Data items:

----

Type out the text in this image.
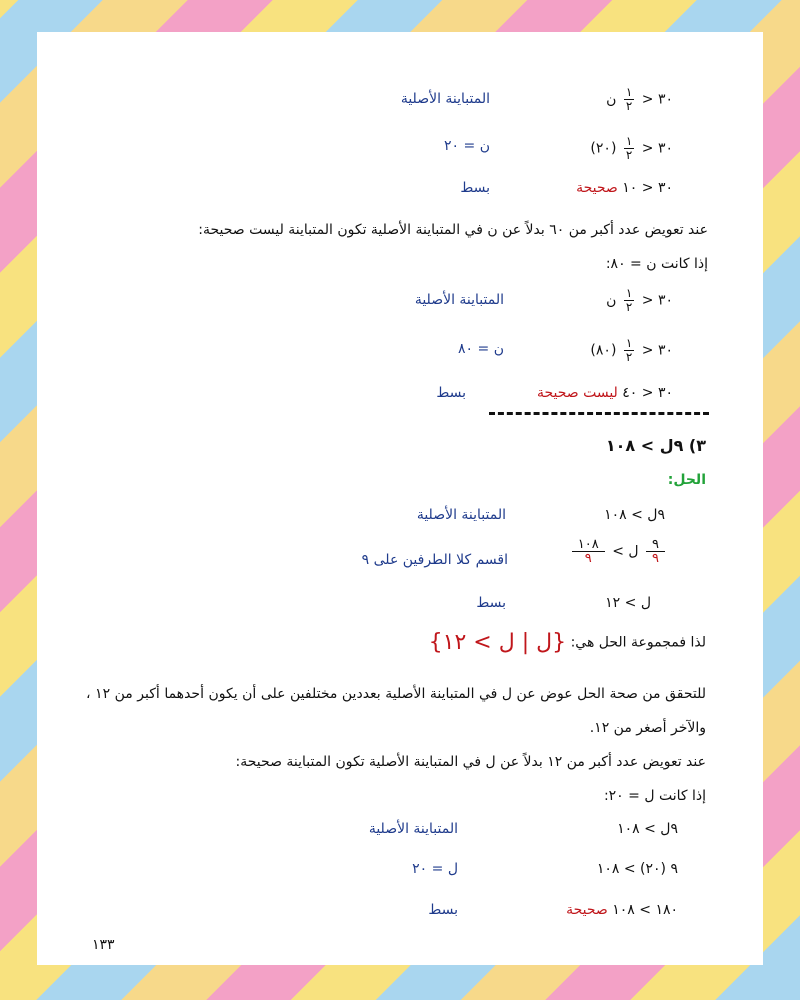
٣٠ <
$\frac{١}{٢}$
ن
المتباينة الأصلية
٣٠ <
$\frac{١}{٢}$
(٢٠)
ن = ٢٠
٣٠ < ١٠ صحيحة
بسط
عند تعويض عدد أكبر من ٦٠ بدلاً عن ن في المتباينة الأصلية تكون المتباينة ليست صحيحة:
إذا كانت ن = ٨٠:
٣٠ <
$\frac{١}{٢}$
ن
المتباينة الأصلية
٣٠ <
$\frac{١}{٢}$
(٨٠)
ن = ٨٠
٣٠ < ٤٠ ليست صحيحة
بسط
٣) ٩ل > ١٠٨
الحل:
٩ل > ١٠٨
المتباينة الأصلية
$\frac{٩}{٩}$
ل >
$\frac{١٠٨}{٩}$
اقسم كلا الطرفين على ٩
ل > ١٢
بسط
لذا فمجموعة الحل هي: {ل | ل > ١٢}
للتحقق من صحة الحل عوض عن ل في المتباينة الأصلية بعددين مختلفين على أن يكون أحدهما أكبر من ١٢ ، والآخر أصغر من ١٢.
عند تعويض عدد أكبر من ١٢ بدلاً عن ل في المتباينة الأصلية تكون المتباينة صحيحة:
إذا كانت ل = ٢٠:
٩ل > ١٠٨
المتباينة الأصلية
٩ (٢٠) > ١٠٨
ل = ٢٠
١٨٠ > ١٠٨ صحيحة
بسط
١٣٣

----

Copy the entries above faithfully and omit every image.

# EXERCISE SOLUTION
Type out the text in this image.
٣٠ <
$\frac{١}{٢}$
ن
المتباينة الأصلية
٣٠ <
$\frac{١}{٢}$
(٢٠)
ن = ٢٠
٣٠ < ١٠ صحيحة
بسط
عند تعويض عدد أكبر من ٦٠ بدلاً عن ن في المتباينة الأصلية تكون المتباينة ليست صحيحة:
إذا كانت ن = ٨٠:
٣٠ <
$\frac{١}{٢}$
ن
المتباينة الأصلية
٣٠ <
$\frac{١}{٢}$
(٨٠)
ن = ٨٠
٣٠ < ٤٠ ليست صحيحة
بسط
٣) ٩ل > ١٠٨
الحل:
٩ل > ١٠٨
المتباينة الأصلية
$\frac{٩}{٩}$
ل >
$\frac{١٠٨}{٩}$
اقسم كلا الطرفين على ٩
ل > ١٢
بسط
لذا فمجموعة الحل هي: {ل | ل > ١٢}
للتحقق من صحة الحل عوض عن ل في المتباينة الأصلية بعددين مختلفين على أن يكون أحدهما أكبر من ١٢ ، والآخر أصغر من ١٢.
عند تعويض عدد أكبر من ١٢ بدلاً عن ل في المتباينة الأصلية تكون المتباينة صحيحة:
إذا كانت ل = ٢٠:
٩ل > ١٠٨
المتباينة الأصلية
٩ (٢٠) > ١٠٨
ل = ٢٠
١٨٠ > ١٠٨ صحيحة
بسط
١٣٣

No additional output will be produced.